* Exercise instructions: Restate the data below word for word. Skip any images it contains.

----------------------------------------

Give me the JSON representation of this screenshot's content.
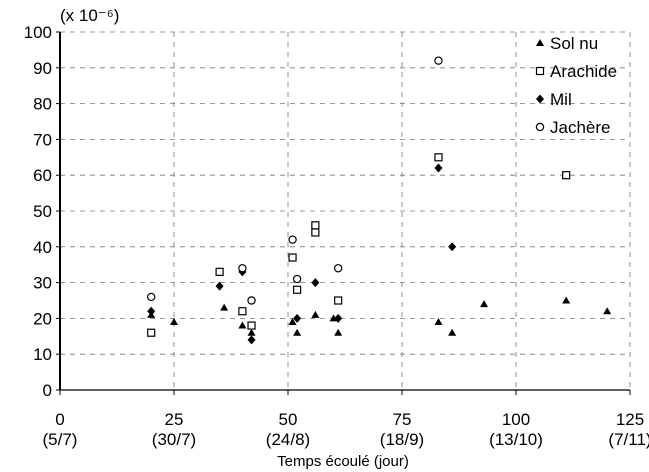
{
  "chart_data": {
    "type": "scatter",
    "xlabel": "Temps écoulé (jour)",
    "ylabel_multiplier": "(x 10⁻⁶)",
    "xlim": [
      0,
      125
    ],
    "ylim": [
      0,
      100
    ],
    "x_ticks": [
      {
        "value": 0,
        "label": "0",
        "date": "(5/7)"
      },
      {
        "value": 25,
        "label": "25",
        "date": "(30/7)"
      },
      {
        "value": 50,
        "label": "50",
        "date": "(24/8)"
      },
      {
        "value": 75,
        "label": "75",
        "date": "(18/9)"
      },
      {
        "value": 100,
        "label": "100",
        "date": "(13/10)"
      },
      {
        "value": 125,
        "label": "125",
        "date": "(7/11)"
      }
    ],
    "y_ticks": [
      0,
      10,
      20,
      30,
      40,
      50,
      60,
      70,
      80,
      90,
      100
    ],
    "gridlines": "dashed",
    "legend_position": "top-right",
    "series": [
      {
        "name": "Sol nu",
        "marker": "triangle",
        "points": [
          [
            20,
            21
          ],
          [
            25,
            19
          ],
          [
            36,
            23
          ],
          [
            40,
            18
          ],
          [
            42,
            16
          ],
          [
            51,
            19
          ],
          [
            52,
            16
          ],
          [
            56,
            21
          ],
          [
            60,
            20
          ],
          [
            61,
            16
          ],
          [
            83,
            19
          ],
          [
            86,
            16
          ],
          [
            93,
            24
          ],
          [
            111,
            25
          ],
          [
            120,
            22
          ]
        ]
      },
      {
        "name": "Arachide",
        "marker": "square",
        "points": [
          [
            20,
            16
          ],
          [
            35,
            33
          ],
          [
            40,
            22
          ],
          [
            42,
            18
          ],
          [
            51,
            37
          ],
          [
            52,
            28
          ],
          [
            56,
            44
          ],
          [
            56,
            46
          ],
          [
            61,
            25
          ],
          [
            83,
            65
          ],
          [
            111,
            60
          ]
        ]
      },
      {
        "name": "Mil",
        "marker": "diamond",
        "points": [
          [
            20,
            22
          ],
          [
            35,
            29
          ],
          [
            40,
            33
          ],
          [
            42,
            14
          ],
          [
            52,
            20
          ],
          [
            56,
            30
          ],
          [
            61,
            20
          ],
          [
            83,
            62
          ],
          [
            86,
            40
          ]
        ]
      },
      {
        "name": "Jachère",
        "marker": "circle",
        "points": [
          [
            20,
            26
          ],
          [
            40,
            34
          ],
          [
            42,
            25
          ],
          [
            51,
            42
          ],
          [
            52,
            31
          ],
          [
            61,
            34
          ],
          [
            83,
            92
          ]
        ]
      }
    ]
  }
}
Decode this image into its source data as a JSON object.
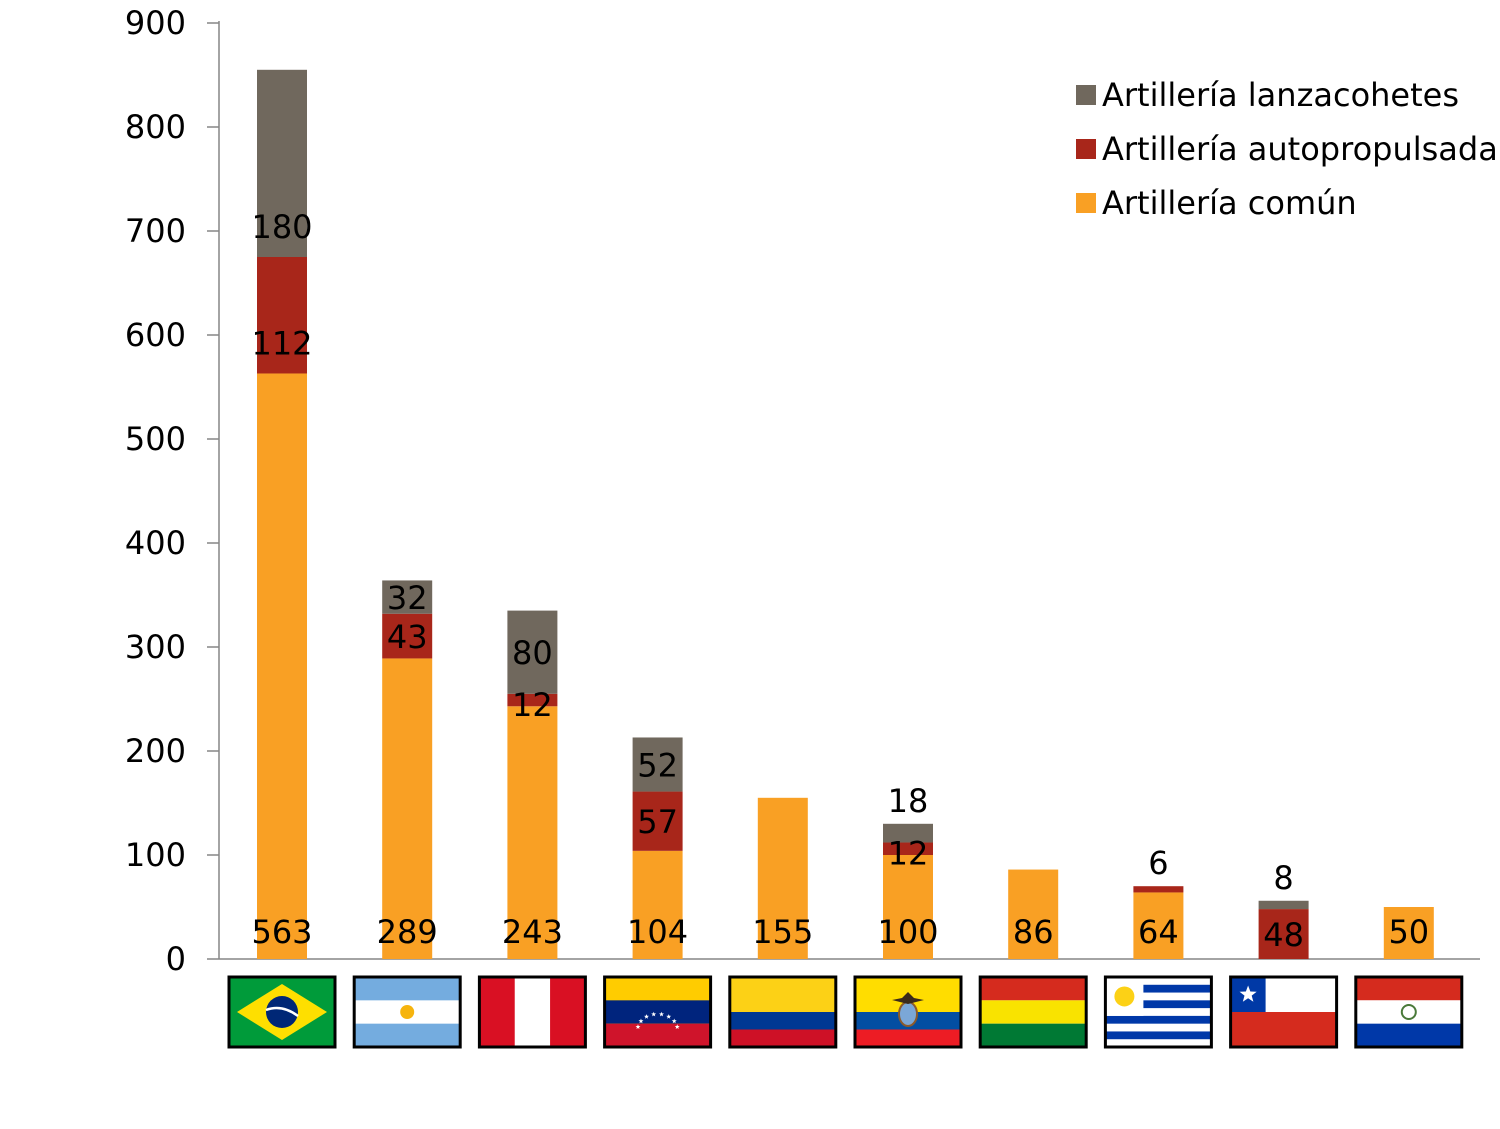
{
  "chart_data": {
    "type": "bar",
    "stacked": true,
    "title": "",
    "xlabel": "",
    "ylabel": "",
    "ylim": [
      0,
      900
    ],
    "yticks": [
      0,
      100,
      200,
      300,
      400,
      500,
      600,
      700,
      800,
      900
    ],
    "grid": false,
    "legend_position": "top-right",
    "categories": [
      "Brasil",
      "Argentina",
      "Perú",
      "Venezuela",
      "Colombia",
      "Ecuador",
      "Bolivia",
      "Uruguay",
      "Chile",
      "Paraguay"
    ],
    "category_icons": [
      "brazil-flag-icon",
      "argentina-flag-icon",
      "peru-flag-icon",
      "venezuela-flag-icon",
      "colombia-flag-icon",
      "ecuador-flag-icon",
      "bolivia-flag-icon",
      "uruguay-flag-icon",
      "chile-flag-icon",
      "paraguay-flag-icon"
    ],
    "series": [
      {
        "name": "Artillería común",
        "color": "#F9A024",
        "values": [
          563,
          289,
          243,
          104,
          155,
          100,
          86,
          64,
          0,
          50
        ]
      },
      {
        "name": "Artillería autopropulsada",
        "color": "#A8261A",
        "values": [
          112,
          43,
          12,
          57,
          0,
          12,
          0,
          6,
          48,
          0
        ]
      },
      {
        "name": "Artillería lanzacohetes",
        "color": "#70685D",
        "values": [
          180,
          32,
          80,
          52,
          0,
          18,
          0,
          0,
          8,
          0
        ]
      }
    ],
    "data_labels": [
      {
        "category": 0,
        "series": 0,
        "text": "563"
      },
      {
        "category": 0,
        "series": 1,
        "text": "112"
      },
      {
        "category": 0,
        "series": 2,
        "text": "180"
      },
      {
        "category": 1,
        "series": 0,
        "text": "289"
      },
      {
        "category": 1,
        "series": 1,
        "text": "43"
      },
      {
        "category": 1,
        "series": 2,
        "text": "32"
      },
      {
        "category": 2,
        "series": 0,
        "text": "243"
      },
      {
        "category": 2,
        "series": 1,
        "text": "12"
      },
      {
        "category": 2,
        "series": 2,
        "text": "80"
      },
      {
        "category": 3,
        "series": 0,
        "text": "104"
      },
      {
        "category": 3,
        "series": 1,
        "text": "57"
      },
      {
        "category": 3,
        "series": 2,
        "text": "52"
      },
      {
        "category": 4,
        "series": 0,
        "text": "155"
      },
      {
        "category": 5,
        "series": 0,
        "text": "100"
      },
      {
        "category": 5,
        "series": 1,
        "text": "12"
      },
      {
        "category": 5,
        "series": 2,
        "text": "18"
      },
      {
        "category": 6,
        "series": 0,
        "text": "86"
      },
      {
        "category": 7,
        "series": 0,
        "text": "64"
      },
      {
        "category": 7,
        "series": 1,
        "text": "6"
      },
      {
        "category": 8,
        "series": 1,
        "text": "48"
      },
      {
        "category": 8,
        "series": 2,
        "text": "8"
      },
      {
        "category": 9,
        "series": 0,
        "text": "50"
      }
    ],
    "legend": [
      "Artillería lanzacohetes",
      "Artillería autopropulsada",
      "Artillería común"
    ]
  }
}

----------------------------------------

* Written answer:
Give me the JSON representation of this screenshot's content.
{
  "chart_data": {
    "type": "scatter",
    "xlabel": "Temps écoulé (jour)",
    "ylabel_multiplier": "(x 10⁻⁶)",
    "xlim": [
      0,
      125
    ],
    "ylim": [
      0,
      100
    ],
    "x_ticks": [
      {
        "value": 0,
        "label": "0",
        "date": "(5/7)"
      },
      {
        "value": 25,
        "label": "25",
        "date": "(30/7)"
      },
      {
        "value": 50,
        "label": "50",
        "date": "(24/8)"
      },
      {
        "value": 75,
        "label": "75",
        "date": "(18/9)"
      },
      {
        "value": 100,
        "label": "100",
        "date": "(13/10)"
      },
      {
        "value": 125,
        "label": "125",
        "date": "(7/11)"
      }
    ],
    "y_ticks": [
      0,
      10,
      20,
      30,
      40,
      50,
      60,
      70,
      80,
      90,
      100
    ],
    "gridlines": "dashed",
    "legend_position": "top-right",
    "series": [
      {
        "name": "Sol nu",
        "marker": "triangle",
        "points": [
          [
            20,
            21
          ],
          [
            25,
            19
          ],
          [
            36,
            23
          ],
          [
            40,
            18
          ],
          [
            42,
            16
          ],
          [
            51,
            19
          ],
          [
            52,
            16
          ],
          [
            56,
            21
          ],
          [
            60,
            20
          ],
          [
            61,
            16
          ],
          [
            83,
            19
          ],
          [
            86,
            16
          ],
          [
            93,
            24
          ],
          [
            111,
            25
          ],
          [
            120,
            22
          ]
        ]
      },
      {
        "name": "Arachide",
        "marker": "square",
        "points": [
          [
            20,
            16
          ],
          [
            35,
            33
          ],
          [
            40,
            22
          ],
          [
            42,
            18
          ],
          [
            51,
            37
          ],
          [
            52,
            28
          ],
          [
            56,
            44
          ],
          [
            56,
            46
          ],
          [
            61,
            25
          ],
          [
            83,
            65
          ],
          [
            111,
            60
          ]
        ]
      },
      {
        "name": "Mil",
        "marker": "diamond",
        "points": [
          [
            20,
            22
          ],
          [
            35,
            29
          ],
          [
            40,
            33
          ],
          [
            42,
            14
          ],
          [
            52,
            20
          ],
          [
            56,
            30
          ],
          [
            61,
            20
          ],
          [
            83,
            62
          ],
          [
            86,
            40
          ]
        ]
      },
      {
        "name": "Jachère",
        "marker": "circle",
        "points": [
          [
            20,
            26
          ],
          [
            40,
            34
          ],
          [
            42,
            25
          ],
          [
            51,
            42
          ],
          [
            52,
            31
          ],
          [
            61,
            34
          ],
          [
            83,
            92
          ]
        ]
      }
    ]
  }
}
Decode this image into its source data as a JSON object.
{
  "chart_data": {
    "type": "bar",
    "stacked": true,
    "title": "",
    "xlabel": "",
    "ylabel": "",
    "ylim": [
      0,
      900
    ],
    "yticks": [
      0,
      100,
      200,
      300,
      400,
      500,
      600,
      700,
      800,
      900
    ],
    "grid": false,
    "legend_position": "top-right",
    "categories": [
      "Brasil",
      "Argentina",
      "Perú",
      "Venezuela",
      "Colombia",
      "Ecuador",
      "Bolivia",
      "Uruguay",
      "Chile",
      "Paraguay"
    ],
    "category_icons": [
      "brazil-flag-icon",
      "argentina-flag-icon",
      "peru-flag-icon",
      "venezuela-flag-icon",
      "colombia-flag-icon",
      "ecuador-flag-icon",
      "bolivia-flag-icon",
      "uruguay-flag-icon",
      "chile-flag-icon",
      "paraguay-flag-icon"
    ],
    "series": [
      {
        "name": "Artillería común",
        "color": "#F9A024",
        "values": [
          563,
          289,
          243,
          104,
          155,
          100,
          86,
          64,
          0,
          50
        ]
      },
      {
        "name": "Artillería autopropulsada",
        "color": "#A8261A",
        "values": [
          112,
          43,
          12,
          57,
          0,
          12,
          0,
          6,
          48,
          0
        ]
      },
      {
        "name": "Artillería lanzacohetes",
        "color": "#70685D",
        "values": [
          180,
          32,
          80,
          52,
          0,
          18,
          0,
          0,
          8,
          0
        ]
      }
    ],
    "data_labels": [
      {
        "category": 0,
        "series": 0,
        "text": "563"
      },
      {
        "category": 0,
        "series": 1,
        "text": "112"
      },
      {
        "category": 0,
        "series": 2,
        "text": "180"
      },
      {
        "category": 1,
        "series": 0,
        "text": "289"
      },
      {
        "category": 1,
        "series": 1,
        "text": "43"
      },
      {
        "category": 1,
        "series": 2,
        "text": "32"
      },
      {
        "category": 2,
        "series": 0,
        "text": "243"
      },
      {
        "category": 2,
        "series": 1,
        "text": "12"
      },
      {
        "category": 2,
        "series": 2,
        "text": "80"
      },
      {
        "category": 3,
        "series": 0,
        "text": "104"
      },
      {
        "category": 3,
        "series": 1,
        "text": "57"
      },
      {
        "category": 3,
        "series": 2,
        "text": "52"
      },
      {
        "category": 4,
        "series": 0,
        "text": "155"
      },
      {
        "category": 5,
        "series": 0,
        "text": "100"
      },
      {
        "category": 5,
        "series": 1,
        "text": "12"
      },
      {
        "category": 5,
        "series": 2,
        "text": "18"
      },
      {
        "category": 6,
        "series": 0,
        "text": "86"
      },
      {
        "category": 7,
        "series": 0,
        "text": "64"
      },
      {
        "category": 7,
        "series": 1,
        "text": "6"
      },
      {
        "category": 8,
        "series": 1,
        "text": "48"
      },
      {
        "category": 8,
        "series": 2,
        "text": "8"
      },
      {
        "category": 9,
        "series": 0,
        "text": "50"
      }
    ],
    "legend": [
      "Artillería lanzacohetes",
      "Artillería autopropulsada",
      "Artillería común"
    ]
  }
}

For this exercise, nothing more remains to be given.